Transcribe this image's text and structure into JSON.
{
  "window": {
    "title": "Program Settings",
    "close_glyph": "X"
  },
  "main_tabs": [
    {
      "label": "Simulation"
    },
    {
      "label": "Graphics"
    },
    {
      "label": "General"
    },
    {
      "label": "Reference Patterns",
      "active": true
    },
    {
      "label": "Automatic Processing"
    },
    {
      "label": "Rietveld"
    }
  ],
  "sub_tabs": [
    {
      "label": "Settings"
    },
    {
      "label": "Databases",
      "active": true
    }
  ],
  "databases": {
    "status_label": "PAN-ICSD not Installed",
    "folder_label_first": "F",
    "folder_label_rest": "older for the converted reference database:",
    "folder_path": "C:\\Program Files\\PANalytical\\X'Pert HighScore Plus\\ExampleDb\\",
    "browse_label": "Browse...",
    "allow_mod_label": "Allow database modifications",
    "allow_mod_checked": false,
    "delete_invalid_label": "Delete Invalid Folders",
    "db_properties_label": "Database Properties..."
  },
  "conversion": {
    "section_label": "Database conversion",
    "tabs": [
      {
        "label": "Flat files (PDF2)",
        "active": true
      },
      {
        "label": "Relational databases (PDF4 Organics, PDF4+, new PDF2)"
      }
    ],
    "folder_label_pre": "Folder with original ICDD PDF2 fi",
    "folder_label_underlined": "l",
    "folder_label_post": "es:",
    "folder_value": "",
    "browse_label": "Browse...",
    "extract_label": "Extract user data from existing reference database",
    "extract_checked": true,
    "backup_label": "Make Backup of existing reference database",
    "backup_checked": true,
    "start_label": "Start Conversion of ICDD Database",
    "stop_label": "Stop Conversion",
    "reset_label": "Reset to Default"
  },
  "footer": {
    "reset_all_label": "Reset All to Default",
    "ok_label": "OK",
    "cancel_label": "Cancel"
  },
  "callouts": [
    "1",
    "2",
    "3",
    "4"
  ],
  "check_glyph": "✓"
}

════════

### Short problem:
Read the data above. Pull out each line in which the string "ICDD" appears.

### Problem solution:
    "folder_label_pre": "Folder with original ICDD PDF2 fi",
    "start_label": "Start Conversion of ICDD Database",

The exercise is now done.